>> Begin Task inputs
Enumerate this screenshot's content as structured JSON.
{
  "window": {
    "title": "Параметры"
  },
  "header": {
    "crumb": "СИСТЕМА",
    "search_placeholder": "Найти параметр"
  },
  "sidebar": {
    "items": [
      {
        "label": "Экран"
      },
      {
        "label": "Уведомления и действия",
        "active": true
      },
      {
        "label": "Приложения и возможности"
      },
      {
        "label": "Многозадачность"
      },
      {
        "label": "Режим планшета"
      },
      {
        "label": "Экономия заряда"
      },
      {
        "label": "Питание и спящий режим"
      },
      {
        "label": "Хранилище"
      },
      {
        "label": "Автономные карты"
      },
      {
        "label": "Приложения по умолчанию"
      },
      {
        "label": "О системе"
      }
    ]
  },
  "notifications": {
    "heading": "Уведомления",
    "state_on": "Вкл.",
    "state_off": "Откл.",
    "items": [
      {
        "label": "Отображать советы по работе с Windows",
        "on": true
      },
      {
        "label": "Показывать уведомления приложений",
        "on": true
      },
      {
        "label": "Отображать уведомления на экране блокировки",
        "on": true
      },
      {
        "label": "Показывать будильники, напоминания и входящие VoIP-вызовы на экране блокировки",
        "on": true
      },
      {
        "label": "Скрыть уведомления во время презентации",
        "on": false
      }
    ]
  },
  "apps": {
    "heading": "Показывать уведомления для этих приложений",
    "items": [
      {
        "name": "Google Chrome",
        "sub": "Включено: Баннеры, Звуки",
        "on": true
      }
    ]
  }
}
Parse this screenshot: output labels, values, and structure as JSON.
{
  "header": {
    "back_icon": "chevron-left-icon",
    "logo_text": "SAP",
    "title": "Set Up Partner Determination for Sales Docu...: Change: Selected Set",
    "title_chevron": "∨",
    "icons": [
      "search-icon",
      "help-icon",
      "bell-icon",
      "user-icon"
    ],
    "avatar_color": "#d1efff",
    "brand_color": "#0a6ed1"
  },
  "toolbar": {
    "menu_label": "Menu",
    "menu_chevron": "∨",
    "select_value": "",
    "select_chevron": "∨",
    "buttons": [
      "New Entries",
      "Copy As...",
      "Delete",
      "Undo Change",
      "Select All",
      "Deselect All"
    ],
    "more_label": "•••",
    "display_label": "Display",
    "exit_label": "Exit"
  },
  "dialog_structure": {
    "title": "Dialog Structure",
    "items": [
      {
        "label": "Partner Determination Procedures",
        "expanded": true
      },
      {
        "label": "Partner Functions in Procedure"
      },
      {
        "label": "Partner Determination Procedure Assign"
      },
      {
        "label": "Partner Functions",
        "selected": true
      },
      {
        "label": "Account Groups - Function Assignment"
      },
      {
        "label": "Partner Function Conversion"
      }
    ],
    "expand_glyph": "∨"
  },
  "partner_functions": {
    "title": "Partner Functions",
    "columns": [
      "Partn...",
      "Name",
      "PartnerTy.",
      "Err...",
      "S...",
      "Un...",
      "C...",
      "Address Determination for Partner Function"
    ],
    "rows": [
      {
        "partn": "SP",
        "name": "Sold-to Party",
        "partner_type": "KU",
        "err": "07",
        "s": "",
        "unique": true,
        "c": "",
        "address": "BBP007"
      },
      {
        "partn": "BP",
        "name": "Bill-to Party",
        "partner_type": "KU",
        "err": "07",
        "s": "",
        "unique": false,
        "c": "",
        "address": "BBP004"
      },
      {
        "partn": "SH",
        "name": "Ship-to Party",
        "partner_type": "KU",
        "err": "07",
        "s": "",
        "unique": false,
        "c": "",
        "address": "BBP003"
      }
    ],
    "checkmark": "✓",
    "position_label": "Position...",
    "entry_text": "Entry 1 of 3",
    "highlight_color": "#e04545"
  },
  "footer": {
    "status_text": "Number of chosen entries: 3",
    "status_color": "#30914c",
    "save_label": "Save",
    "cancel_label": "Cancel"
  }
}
>> End Task inputs
## Brief
Repeat the material above exactly.

## Full solution
Enumerate this screenshot's content as structured JSON.
{
  "window": {
    "title": "Параметры"
  },
  "header": {
    "crumb": "СИСТЕМА",
    "search_placeholder": "Найти параметр"
  },
  "sidebar": {
    "items": [
      {
        "label": "Экран"
      },
      {
        "label": "Уведомления и действия",
        "active": true
      },
      {
        "label": "Приложения и возможности"
      },
      {
        "label": "Многозадачность"
      },
      {
        "label": "Режим планшета"
      },
      {
        "label": "Экономия заряда"
      },
      {
        "label": "Питание и спящий режим"
      },
      {
        "label": "Хранилище"
      },
      {
        "label": "Автономные карты"
      },
      {
        "label": "Приложения по умолчанию"
      },
      {
        "label": "О системе"
      }
    ]
  },
  "notifications": {
    "heading": "Уведомления",
    "state_on": "Вкл.",
    "state_off": "Откл.",
    "items": [
      {
        "label": "Отображать советы по работе с Windows",
        "on": true
      },
      {
        "label": "Показывать уведомления приложений",
        "on": true
      },
      {
        "label": "Отображать уведомления на экране блокировки",
        "on": true
      },
      {
        "label": "Показывать будильники, напоминания и входящие VoIP-вызовы на экране блокировки",
        "on": true
      },
      {
        "label": "Скрыть уведомления во время презентации",
        "on": false
      }
    ]
  },
  "apps": {
    "heading": "Показывать уведомления для этих приложений",
    "items": [
      {
        "name": "Google Chrome",
        "sub": "Включено: Баннеры, Звуки",
        "on": true
      }
    ]
  }
}
Parse this screenshot: output labels, values, and structure as JSON.
{
  "header": {
    "back_icon": "chevron-left-icon",
    "logo_text": "SAP",
    "title": "Set Up Partner Determination for Sales Docu...: Change: Selected Set",
    "title_chevron": "∨",
    "icons": [
      "search-icon",
      "help-icon",
      "bell-icon",
      "user-icon"
    ],
    "avatar_color": "#d1efff",
    "brand_color": "#0a6ed1"
  },
  "toolbar": {
    "menu_label": "Menu",
    "menu_chevron": "∨",
    "select_value": "",
    "select_chevron": "∨",
    "buttons": [
      "New Entries",
      "Copy As...",
      "Delete",
      "Undo Change",
      "Select All",
      "Deselect All"
    ],
    "more_label": "•••",
    "display_label": "Display",
    "exit_label": "Exit"
  },
  "dialog_structure": {
    "title": "Dialog Structure",
    "items": [
      {
        "label": "Partner Determination Procedures",
        "expanded": true
      },
      {
        "label": "Partner Functions in Procedure"
      },
      {
        "label": "Partner Determination Procedure Assign"
      },
      {
        "label": "Partner Functions",
        "selected": true
      },
      {
        "label": "Account Groups - Function Assignment"
      },
      {
        "label": "Partner Function Conversion"
      }
    ],
    "expand_glyph": "∨"
  },
  "partner_functions": {
    "title": "Partner Functions",
    "columns": [
      "Partn...",
      "Name",
      "PartnerTy.",
      "Err...",
      "S...",
      "Un...",
      "C...",
      "Address Determination for Partner Function"
    ],
    "rows": [
      {
        "partn": "SP",
        "name": "Sold-to Party",
        "partner_type": "KU",
        "err": "07",
        "s": "",
        "unique": true,
        "c": "",
        "address": "BBP007"
      },
      {
        "partn": "BP",
        "name": "Bill-to Party",
        "partner_type": "KU",
        "err": "07",
        "s": "",
        "unique": false,
        "c": "",
        "address": "BBP004"
      },
      {
        "partn": "SH",
        "name": "Ship-to Party",
        "partner_type": "KU",
        "err": "07",
        "s": "",
        "unique": false,
        "c": "",
        "address": "BBP003"
      }
    ],
    "checkmark": "✓",
    "position_label": "Position...",
    "entry_text": "Entry 1 of 3",
    "highlight_color": "#e04545"
  },
  "footer": {
    "status_text": "Number of chosen entries: 3",
    "status_color": "#30914c",
    "save_label": "Save",
    "cancel_label": "Cancel"
  }
}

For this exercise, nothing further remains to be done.